> What you will do
Will you write out all the entries below exactly?

> Records supplied
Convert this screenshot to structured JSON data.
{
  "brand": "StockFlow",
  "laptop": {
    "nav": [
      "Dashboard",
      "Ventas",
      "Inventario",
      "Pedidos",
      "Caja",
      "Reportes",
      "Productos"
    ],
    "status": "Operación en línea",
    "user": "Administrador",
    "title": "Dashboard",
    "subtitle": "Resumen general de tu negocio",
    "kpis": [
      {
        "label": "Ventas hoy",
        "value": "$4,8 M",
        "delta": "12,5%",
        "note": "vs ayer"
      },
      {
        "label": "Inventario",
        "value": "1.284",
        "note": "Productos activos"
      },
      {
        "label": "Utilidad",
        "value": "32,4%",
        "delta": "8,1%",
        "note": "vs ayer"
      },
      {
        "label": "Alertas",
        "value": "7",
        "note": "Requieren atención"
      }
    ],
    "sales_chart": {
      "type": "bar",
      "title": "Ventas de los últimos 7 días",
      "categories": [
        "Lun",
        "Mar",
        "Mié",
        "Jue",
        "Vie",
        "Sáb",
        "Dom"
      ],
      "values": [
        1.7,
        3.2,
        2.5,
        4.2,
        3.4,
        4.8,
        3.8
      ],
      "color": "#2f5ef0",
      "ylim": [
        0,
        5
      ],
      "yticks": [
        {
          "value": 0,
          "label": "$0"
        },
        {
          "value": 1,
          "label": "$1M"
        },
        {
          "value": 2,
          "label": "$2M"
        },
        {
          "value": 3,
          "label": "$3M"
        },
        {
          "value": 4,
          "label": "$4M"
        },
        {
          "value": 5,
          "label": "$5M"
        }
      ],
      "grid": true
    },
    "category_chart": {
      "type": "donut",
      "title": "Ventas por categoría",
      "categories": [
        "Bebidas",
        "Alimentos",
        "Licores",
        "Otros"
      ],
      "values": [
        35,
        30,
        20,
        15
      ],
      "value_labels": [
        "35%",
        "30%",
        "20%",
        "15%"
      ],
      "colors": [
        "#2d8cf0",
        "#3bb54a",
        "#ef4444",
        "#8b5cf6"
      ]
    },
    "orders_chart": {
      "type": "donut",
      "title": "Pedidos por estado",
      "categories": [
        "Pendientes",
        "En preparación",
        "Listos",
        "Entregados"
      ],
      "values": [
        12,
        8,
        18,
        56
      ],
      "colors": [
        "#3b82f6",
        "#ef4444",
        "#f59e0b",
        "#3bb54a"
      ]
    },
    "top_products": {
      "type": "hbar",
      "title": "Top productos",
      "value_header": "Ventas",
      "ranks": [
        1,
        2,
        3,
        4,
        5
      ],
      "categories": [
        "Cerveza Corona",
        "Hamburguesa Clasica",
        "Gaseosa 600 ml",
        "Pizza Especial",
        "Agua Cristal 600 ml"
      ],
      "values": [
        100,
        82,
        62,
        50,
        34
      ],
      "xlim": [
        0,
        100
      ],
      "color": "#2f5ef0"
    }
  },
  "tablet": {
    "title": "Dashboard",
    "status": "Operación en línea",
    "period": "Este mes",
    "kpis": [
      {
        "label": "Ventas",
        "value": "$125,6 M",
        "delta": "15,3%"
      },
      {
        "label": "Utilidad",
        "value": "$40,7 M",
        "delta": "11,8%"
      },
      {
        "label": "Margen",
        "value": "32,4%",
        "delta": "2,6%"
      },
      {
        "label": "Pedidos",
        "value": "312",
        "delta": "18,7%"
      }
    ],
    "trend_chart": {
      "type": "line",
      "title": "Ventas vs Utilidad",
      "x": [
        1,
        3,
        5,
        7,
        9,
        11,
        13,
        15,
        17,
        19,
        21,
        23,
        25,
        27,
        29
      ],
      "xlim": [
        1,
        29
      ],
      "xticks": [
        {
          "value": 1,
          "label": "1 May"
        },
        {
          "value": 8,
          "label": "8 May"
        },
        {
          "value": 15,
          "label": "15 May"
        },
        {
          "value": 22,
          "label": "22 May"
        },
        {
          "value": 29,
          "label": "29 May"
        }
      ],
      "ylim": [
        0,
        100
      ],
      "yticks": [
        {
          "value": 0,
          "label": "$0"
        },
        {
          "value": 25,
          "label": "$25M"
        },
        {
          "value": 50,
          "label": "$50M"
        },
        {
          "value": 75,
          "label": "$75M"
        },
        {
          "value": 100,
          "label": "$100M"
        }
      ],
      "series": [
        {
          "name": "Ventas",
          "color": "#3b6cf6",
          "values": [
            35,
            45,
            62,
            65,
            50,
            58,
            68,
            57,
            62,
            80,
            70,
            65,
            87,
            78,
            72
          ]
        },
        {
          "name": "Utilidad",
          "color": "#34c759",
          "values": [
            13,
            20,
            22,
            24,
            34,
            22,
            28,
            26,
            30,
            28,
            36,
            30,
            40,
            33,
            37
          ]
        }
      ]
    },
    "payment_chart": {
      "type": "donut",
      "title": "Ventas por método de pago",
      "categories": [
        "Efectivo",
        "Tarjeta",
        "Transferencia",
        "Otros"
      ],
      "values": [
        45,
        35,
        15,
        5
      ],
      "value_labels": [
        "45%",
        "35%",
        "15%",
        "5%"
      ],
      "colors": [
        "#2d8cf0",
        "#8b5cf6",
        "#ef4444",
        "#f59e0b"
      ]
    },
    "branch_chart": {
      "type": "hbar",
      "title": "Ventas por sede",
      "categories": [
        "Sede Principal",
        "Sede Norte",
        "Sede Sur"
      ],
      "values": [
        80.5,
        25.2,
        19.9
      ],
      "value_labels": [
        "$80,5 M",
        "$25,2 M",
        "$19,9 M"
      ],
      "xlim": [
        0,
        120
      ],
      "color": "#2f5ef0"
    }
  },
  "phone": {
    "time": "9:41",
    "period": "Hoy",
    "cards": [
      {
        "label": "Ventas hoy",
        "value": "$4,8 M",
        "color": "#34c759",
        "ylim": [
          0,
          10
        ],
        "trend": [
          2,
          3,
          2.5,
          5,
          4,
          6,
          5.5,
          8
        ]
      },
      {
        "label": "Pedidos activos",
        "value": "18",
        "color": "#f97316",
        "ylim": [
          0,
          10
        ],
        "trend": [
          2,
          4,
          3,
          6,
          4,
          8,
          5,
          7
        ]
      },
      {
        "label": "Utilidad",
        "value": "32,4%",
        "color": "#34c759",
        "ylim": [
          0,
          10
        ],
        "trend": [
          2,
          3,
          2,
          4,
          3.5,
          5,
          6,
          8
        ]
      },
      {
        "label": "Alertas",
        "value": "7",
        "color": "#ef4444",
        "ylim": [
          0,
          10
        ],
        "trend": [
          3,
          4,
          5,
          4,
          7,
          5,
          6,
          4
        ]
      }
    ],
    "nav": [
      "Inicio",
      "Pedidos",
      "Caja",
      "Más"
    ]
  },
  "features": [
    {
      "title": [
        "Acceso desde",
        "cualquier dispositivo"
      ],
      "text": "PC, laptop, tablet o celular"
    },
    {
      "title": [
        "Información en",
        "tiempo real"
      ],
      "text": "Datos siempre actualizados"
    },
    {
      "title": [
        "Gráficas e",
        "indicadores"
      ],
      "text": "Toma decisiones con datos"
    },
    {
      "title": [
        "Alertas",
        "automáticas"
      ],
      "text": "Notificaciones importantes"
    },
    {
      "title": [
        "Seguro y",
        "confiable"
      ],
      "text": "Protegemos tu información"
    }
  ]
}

> Result of the task
Convert this screenshot to structured JSON data.
{
  "brand": "StockFlow",
  "laptop": {
    "nav": [
      "Dashboard",
      "Ventas",
      "Inventario",
      "Pedidos",
      "Caja",
      "Reportes",
      "Productos"
    ],
    "status": "Operación en línea",
    "user": "Administrador",
    "title": "Dashboard",
    "subtitle": "Resumen general de tu negocio",
    "kpis": [
      {
        "label": "Ventas hoy",
        "value": "$4,8 M",
        "delta": "12,5%",
        "note": "vs ayer"
      },
      {
        "label": "Inventario",
        "value": "1.284",
        "note": "Productos activos"
      },
      {
        "label": "Utilidad",
        "value": "32,4%",
        "delta": "8,1%",
        "note": "vs ayer"
      },
      {
        "label": "Alertas",
        "value": "7",
        "note": "Requieren atención"
      }
    ],
    "sales_chart": {
      "type": "bar",
      "title": "Ventas de los últimos 7 días",
      "categories": [
        "Lun",
        "Mar",
        "Mié",
        "Jue",
        "Vie",
        "Sáb",
        "Dom"
      ],
      "values": [
        1.7,
        3.2,
        2.5,
        4.2,
        3.4,
        4.8,
        3.8
      ],
      "color": "#2f5ef0",
      "ylim": [
        0,
        5
      ],
      "yticks": [
        {
          "value": 0,
          "label": "$0"
        },
        {
          "value": 1,
          "label": "$1M"
        },
        {
          "value": 2,
          "label": "$2M"
        },
        {
          "value": 3,
          "label": "$3M"
        },
        {
          "value": 4,
          "label": "$4M"
        },
        {
          "value": 5,
          "label": "$5M"
        }
      ],
      "grid": true
    },
    "category_chart": {
      "type": "donut",
      "title": "Ventas por categoría",
      "categories": [
        "Bebidas",
        "Alimentos",
        "Licores",
        "Otros"
      ],
      "values": [
        35,
        30,
        20,
        15
      ],
      "value_labels": [
        "35%",
        "30%",
        "20%",
        "15%"
      ],
      "colors": [
        "#2d8cf0",
        "#3bb54a",
        "#ef4444",
        "#8b5cf6"
      ]
    },
    "orders_chart": {
      "type": "donut",
      "title": "Pedidos por estado",
      "categories": [
        "Pendientes",
        "En preparación",
        "Listos",
        "Entregados"
      ],
      "values": [
        12,
        8,
        18,
        56
      ],
      "colors": [
        "#3b82f6",
        "#ef4444",
        "#f59e0b",
        "#3bb54a"
      ]
    },
    "top_products": {
      "type": "hbar",
      "title": "Top productos",
      "value_header": "Ventas",
      "ranks": [
        1,
        2,
        3,
        4,
        5
      ],
      "categories": [
        "Cerveza Corona",
        "Hamburguesa Clasica",
        "Gaseosa 600 ml",
        "Pizza Especial",
        "Agua Cristal 600 ml"
      ],
      "values": [
        100,
        82,
        62,
        50,
        34
      ],
      "xlim": [
        0,
        100
      ],
      "color": "#2f5ef0"
    }
  },
  "tablet": {
    "title": "Dashboard",
    "status": "Operación en línea",
    "period": "Este mes",
    "kpis": [
      {
        "label": "Ventas",
        "value": "$125,6 M",
        "delta": "15,3%"
      },
      {
        "label": "Utilidad",
        "value": "$40,7 M",
        "delta": "11,8%"
      },
      {
        "label": "Margen",
        "value": "32,4%",
        "delta": "2,6%"
      },
      {
        "label": "Pedidos",
        "value": "312",
        "delta": "18,7%"
      }
    ],
    "trend_chart": {
      "type": "line",
      "title": "Ventas vs Utilidad",
      "x": [
        1,
        3,
        5,
        7,
        9,
        11,
        13,
        15,
        17,
        19,
        21,
        23,
        25,
        27,
        29
      ],
      "xlim": [
        1,
        29
      ],
      "xticks": [
        {
          "value": 1,
          "label": "1 May"
        },
        {
          "value": 8,
          "label": "8 May"
        },
        {
          "value": 15,
          "label": "15 May"
        },
        {
          "value": 22,
          "label": "22 May"
        },
        {
          "value": 29,
          "label": "29 May"
        }
      ],
      "ylim": [
        0,
        100
      ],
      "yticks": [
        {
          "value": 0,
          "label": "$0"
        },
        {
          "value": 25,
          "label": "$25M"
        },
        {
          "value": 50,
          "label": "$50M"
        },
        {
          "value": 75,
          "label": "$75M"
        },
        {
          "value": 100,
          "label": "$100M"
        }
      ],
      "series": [
        {
          "name": "Ventas",
          "color": "#3b6cf6",
          "values": [
            35,
            45,
            62,
            65,
            50,
            58,
            68,
            57,
            62,
            80,
            70,
            65,
            87,
            78,
            72
          ]
        },
        {
          "name": "Utilidad",
          "color": "#34c759",
          "values": [
            13,
            20,
            22,
            24,
            34,
            22,
            28,
            26,
            30,
            28,
            36,
            30,
            40,
            33,
            37
          ]
        }
      ]
    },
    "payment_chart": {
      "type": "donut",
      "title": "Ventas por método de pago",
      "categories": [
        "Efectivo",
        "Tarjeta",
        "Transferencia",
        "Otros"
      ],
      "values": [
        45,
        35,
        15,
        5
      ],
      "value_labels": [
        "45%",
        "35%",
        "15%",
        "5%"
      ],
      "colors": [
        "#2d8cf0",
        "#8b5cf6",
        "#ef4444",
        "#f59e0b"
      ]
    },
    "branch_chart": {
      "type": "hbar",
      "title": "Ventas por sede",
      "categories": [
        "Sede Principal",
        "Sede Norte",
        "Sede Sur"
      ],
      "values": [
        80.5,
        25.2,
        19.9
      ],
      "value_labels": [
        "$80,5 M",
        "$25,2 M",
        "$19,9 M"
      ],
      "xlim": [
        0,
        120
      ],
      "color": "#2f5ef0"
    }
  },
  "phone": {
    "time": "9:41",
    "period": "Hoy",
    "cards": [
      {
        "label": "Ventas hoy",
        "value": "$4,8 M",
        "color": "#34c759",
        "ylim": [
          0,
          10
        ],
        "trend": [
          2,
          3,
          2.5,
          5,
          4,
          6,
          5.5,
          8
        ]
      },
      {
        "label": "Pedidos activos",
        "value": "18",
        "color": "#f97316",
        "ylim": [
          0,
          10
        ],
        "trend": [
          2,
          4,
          3,
          6,
          4,
          8,
          5,
          7
        ]
      },
      {
        "label": "Utilidad",
        "value": "32,4%",
        "color": "#34c759",
        "ylim": [
          0,
          10
        ],
        "trend": [
          2,
          3,
          2,
          4,
          3.5,
          5,
          6,
          8
        ]
      },
      {
        "label": "Alertas",
        "value": "7",
        "color": "#ef4444",
        "ylim": [
          0,
          10
        ],
        "trend": [
          3,
          4,
          5,
          4,
          7,
          5,
          6,
          4
        ]
      }
    ],
    "nav": [
      "Inicio",
      "Pedidos",
      "Caja",
      "Más"
    ]
  },
  "features": [
    {
      "title": [
        "Acceso desde",
        "cualquier dispositivo"
      ],
      "text": "PC, laptop, tablet o celular"
    },
    {
      "title": [
        "Información en",
        "tiempo real"
      ],
      "text": "Datos siempre actualizados"
    },
    {
      "title": [
        "Gráficas e",
        "indicadores"
      ],
      "text": "Toma decisiones con datos"
    },
    {
      "title": [
        "Alertas",
        "automáticas"
      ],
      "text": "Notificaciones importantes"
    },
    {
      "title": [
        "Seguro y",
        "confiable"
      ],
      "text": "Protegemos tu información"
    }
  ]
}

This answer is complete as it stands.